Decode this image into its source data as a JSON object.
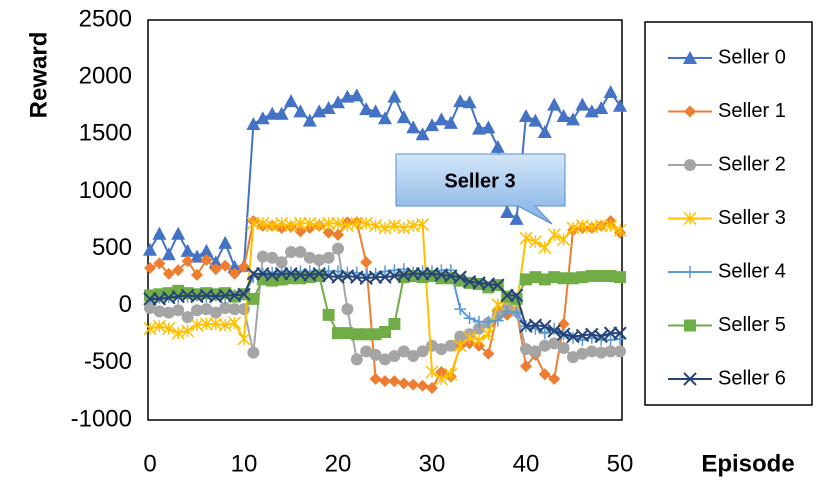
{
  "chart_data": {
    "type": "line",
    "x_label": "Episode",
    "y_label": "Reward",
    "annotation": "Seller 3",
    "x": [
      0,
      1,
      2,
      3,
      4,
      5,
      6,
      7,
      8,
      9,
      10,
      11,
      12,
      13,
      14,
      15,
      16,
      17,
      18,
      19,
      20,
      21,
      22,
      23,
      24,
      25,
      26,
      27,
      28,
      29,
      30,
      31,
      32,
      33,
      34,
      35,
      36,
      37,
      38,
      39,
      40,
      41,
      42,
      43,
      44,
      45,
      46,
      47,
      48,
      49,
      50
    ],
    "xlim": [
      0,
      50
    ],
    "xticks": [
      0,
      10,
      20,
      30,
      40,
      50
    ],
    "ylim": [
      -1000,
      2500
    ],
    "yticks": [
      -1000,
      -500,
      0,
      500,
      1000,
      1500,
      2000,
      2500
    ],
    "grid": false,
    "legend": "right",
    "series": [
      {
        "name": "Seller 0",
        "color": "#4472c4",
        "marker": "triangle",
        "values": [
          490,
          630,
          450,
          630,
          480,
          430,
          480,
          380,
          550,
          340,
          350,
          1590,
          1640,
          1680,
          1680,
          1790,
          1700,
          1620,
          1700,
          1730,
          1780,
          1830,
          1840,
          1720,
          1700,
          1640,
          1830,
          1650,
          1560,
          1500,
          1580,
          1630,
          1600,
          1790,
          1780,
          1550,
          1560,
          1390,
          820,
          760,
          1660,
          1620,
          1520,
          1760,
          1660,
          1630,
          1760,
          1700,
          1730,
          1870,
          1750
        ]
      },
      {
        "name": "Seller 1",
        "color": "#ed7d31",
        "marker": "diamond",
        "values": [
          330,
          370,
          280,
          310,
          390,
          270,
          400,
          320,
          350,
          280,
          340,
          740,
          700,
          700,
          680,
          690,
          650,
          680,
          700,
          640,
          620,
          730,
          730,
          380,
          -640,
          -660,
          -660,
          -680,
          -690,
          -700,
          -720,
          -580,
          -620,
          -350,
          -330,
          -350,
          -420,
          -50,
          -80,
          -40,
          -530,
          -430,
          -600,
          -640,
          -160,
          660,
          680,
          680,
          700,
          740,
          640
        ]
      },
      {
        "name": "Seller 2",
        "color": "#a5a5a5",
        "marker": "circle",
        "values": [
          -20,
          -50,
          -60,
          -40,
          -100,
          -40,
          -30,
          -60,
          -20,
          -30,
          -30,
          -410,
          430,
          420,
          380,
          470,
          470,
          420,
          400,
          420,
          500,
          -30,
          -470,
          -400,
          -430,
          -470,
          -440,
          -400,
          -440,
          -400,
          -350,
          -380,
          -350,
          -270,
          -250,
          -200,
          -150,
          -80,
          -20,
          -50,
          -380,
          -400,
          -350,
          -330,
          -370,
          -450,
          -420,
          -400,
          -410,
          -400,
          -400
        ]
      },
      {
        "name": "Seller 3",
        "color": "#ffc000",
        "marker": "star",
        "values": [
          -200,
          -180,
          -200,
          -240,
          -220,
          -170,
          -160,
          -160,
          -170,
          -150,
          -290,
          720,
          720,
          700,
          720,
          700,
          720,
          720,
          710,
          720,
          720,
          700,
          720,
          720,
          700,
          680,
          700,
          680,
          700,
          710,
          -580,
          -640,
          -600,
          -350,
          -280,
          -300,
          -250,
          10,
          50,
          0,
          590,
          560,
          510,
          620,
          580,
          680,
          700,
          690,
          700,
          700,
          660
        ]
      },
      {
        "name": "Seller 4",
        "color": "#5b9bd5",
        "marker": "plus",
        "values": [
          70,
          70,
          80,
          70,
          80,
          90,
          80,
          90,
          70,
          90,
          100,
          250,
          280,
          290,
          300,
          290,
          300,
          300,
          310,
          300,
          300,
          290,
          290,
          270,
          280,
          300,
          310,
          320,
          290,
          300,
          300,
          310,
          310,
          -30,
          -110,
          -140,
          -140,
          -130,
          -50,
          -60,
          -180,
          -200,
          -240,
          -200,
          -250,
          -280,
          -300,
          -280,
          -300,
          -300,
          -290
        ]
      },
      {
        "name": "Seller 5",
        "color": "#70ad47",
        "marker": "square",
        "values": [
          90,
          100,
          110,
          130,
          110,
          100,
          110,
          100,
          110,
          80,
          100,
          60,
          230,
          220,
          230,
          240,
          240,
          250,
          260,
          -80,
          -240,
          -240,
          -250,
          -250,
          -250,
          -230,
          -160,
          250,
          260,
          250,
          260,
          240,
          240,
          220,
          200,
          190,
          160,
          180,
          80,
          60,
          230,
          250,
          230,
          250,
          240,
          240,
          250,
          260,
          260,
          260,
          250
        ]
      },
      {
        "name": "Seller 6",
        "color": "#264478",
        "marker": "x",
        "values": [
          60,
          60,
          70,
          80,
          90,
          80,
          90,
          80,
          90,
          90,
          100,
          280,
          280,
          270,
          280,
          280,
          270,
          270,
          280,
          260,
          250,
          260,
          250,
          240,
          250,
          250,
          260,
          270,
          280,
          280,
          280,
          270,
          260,
          250,
          210,
          200,
          190,
          180,
          90,
          90,
          -180,
          -170,
          -180,
          -220,
          -250,
          -270,
          -260,
          -250,
          -270,
          -240,
          -240
        ]
      }
    ]
  }
}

-------

## [AIM OF THE EXERCISE]
Transcribe every record above exactly, leaving out the pictures.

## [FINISHED TASK]
Decode this image into its source data as a JSON object.
{
  "chart_data": {
    "type": "line",
    "x_label": "Episode",
    "y_label": "Reward",
    "annotation": "Seller 3",
    "x": [
      0,
      1,
      2,
      3,
      4,
      5,
      6,
      7,
      8,
      9,
      10,
      11,
      12,
      13,
      14,
      15,
      16,
      17,
      18,
      19,
      20,
      21,
      22,
      23,
      24,
      25,
      26,
      27,
      28,
      29,
      30,
      31,
      32,
      33,
      34,
      35,
      36,
      37,
      38,
      39,
      40,
      41,
      42,
      43,
      44,
      45,
      46,
      47,
      48,
      49,
      50
    ],
    "xlim": [
      0,
      50
    ],
    "xticks": [
      0,
      10,
      20,
      30,
      40,
      50
    ],
    "ylim": [
      -1000,
      2500
    ],
    "yticks": [
      -1000,
      -500,
      0,
      500,
      1000,
      1500,
      2000,
      2500
    ],
    "grid": false,
    "legend": "right",
    "series": [
      {
        "name": "Seller 0",
        "color": "#4472c4",
        "marker": "triangle",
        "values": [
          490,
          630,
          450,
          630,
          480,
          430,
          480,
          380,
          550,
          340,
          350,
          1590,
          1640,
          1680,
          1680,
          1790,
          1700,
          1620,
          1700,
          1730,
          1780,
          1830,
          1840,
          1720,
          1700,
          1640,
          1830,
          1650,
          1560,
          1500,
          1580,
          1630,
          1600,
          1790,
          1780,
          1550,
          1560,
          1390,
          820,
          760,
          1660,
          1620,
          1520,
          1760,
          1660,
          1630,
          1760,
          1700,
          1730,
          1870,
          1750
        ]
      },
      {
        "name": "Seller 1",
        "color": "#ed7d31",
        "marker": "diamond",
        "values": [
          330,
          370,
          280,
          310,
          390,
          270,
          400,
          320,
          350,
          280,
          340,
          740,
          700,
          700,
          680,
          690,
          650,
          680,
          700,
          640,
          620,
          730,
          730,
          380,
          -640,
          -660,
          -660,
          -680,
          -690,
          -700,
          -720,
          -580,
          -620,
          -350,
          -330,
          -350,
          -420,
          -50,
          -80,
          -40,
          -530,
          -430,
          -600,
          -640,
          -160,
          660,
          680,
          680,
          700,
          740,
          640
        ]
      },
      {
        "name": "Seller 2",
        "color": "#a5a5a5",
        "marker": "circle",
        "values": [
          -20,
          -50,
          -60,
          -40,
          -100,
          -40,
          -30,
          -60,
          -20,
          -30,
          -30,
          -410,
          430,
          420,
          380,
          470,
          470,
          420,
          400,
          420,
          500,
          -30,
          -470,
          -400,
          -430,
          -470,
          -440,
          -400,
          -440,
          -400,
          -350,
          -380,
          -350,
          -270,
          -250,
          -200,
          -150,
          -80,
          -20,
          -50,
          -380,
          -400,
          -350,
          -330,
          -370,
          -450,
          -420,
          -400,
          -410,
          -400,
          -400
        ]
      },
      {
        "name": "Seller 3",
        "color": "#ffc000",
        "marker": "star",
        "values": [
          -200,
          -180,
          -200,
          -240,
          -220,
          -170,
          -160,
          -160,
          -170,
          -150,
          -290,
          720,
          720,
          700,
          720,
          700,
          720,
          720,
          710,
          720,
          720,
          700,
          720,
          720,
          700,
          680,
          700,
          680,
          700,
          710,
          -580,
          -640,
          -600,
          -350,
          -280,
          -300,
          -250,
          10,
          50,
          0,
          590,
          560,
          510,
          620,
          580,
          680,
          700,
          690,
          700,
          700,
          660
        ]
      },
      {
        "name": "Seller 4",
        "color": "#5b9bd5",
        "marker": "plus",
        "values": [
          70,
          70,
          80,
          70,
          80,
          90,
          80,
          90,
          70,
          90,
          100,
          250,
          280,
          290,
          300,
          290,
          300,
          300,
          310,
          300,
          300,
          290,
          290,
          270,
          280,
          300,
          310,
          320,
          290,
          300,
          300,
          310,
          310,
          -30,
          -110,
          -140,
          -140,
          -130,
          -50,
          -60,
          -180,
          -200,
          -240,
          -200,
          -250,
          -280,
          -300,
          -280,
          -300,
          -300,
          -290
        ]
      },
      {
        "name": "Seller 5",
        "color": "#70ad47",
        "marker": "square",
        "values": [
          90,
          100,
          110,
          130,
          110,
          100,
          110,
          100,
          110,
          80,
          100,
          60,
          230,
          220,
          230,
          240,
          240,
          250,
          260,
          -80,
          -240,
          -240,
          -250,
          -250,
          -250,
          -230,
          -160,
          250,
          260,
          250,
          260,
          240,
          240,
          220,
          200,
          190,
          160,
          180,
          80,
          60,
          230,
          250,
          230,
          250,
          240,
          240,
          250,
          260,
          260,
          260,
          250
        ]
      },
      {
        "name": "Seller 6",
        "color": "#264478",
        "marker": "x",
        "values": [
          60,
          60,
          70,
          80,
          90,
          80,
          90,
          80,
          90,
          90,
          100,
          280,
          280,
          270,
          280,
          280,
          270,
          270,
          280,
          260,
          250,
          260,
          250,
          240,
          250,
          250,
          260,
          270,
          280,
          280,
          280,
          270,
          260,
          250,
          210,
          200,
          190,
          180,
          90,
          90,
          -180,
          -170,
          -180,
          -220,
          -250,
          -270,
          -260,
          -250,
          -270,
          -240,
          -240
        ]
      }
    ]
  }
}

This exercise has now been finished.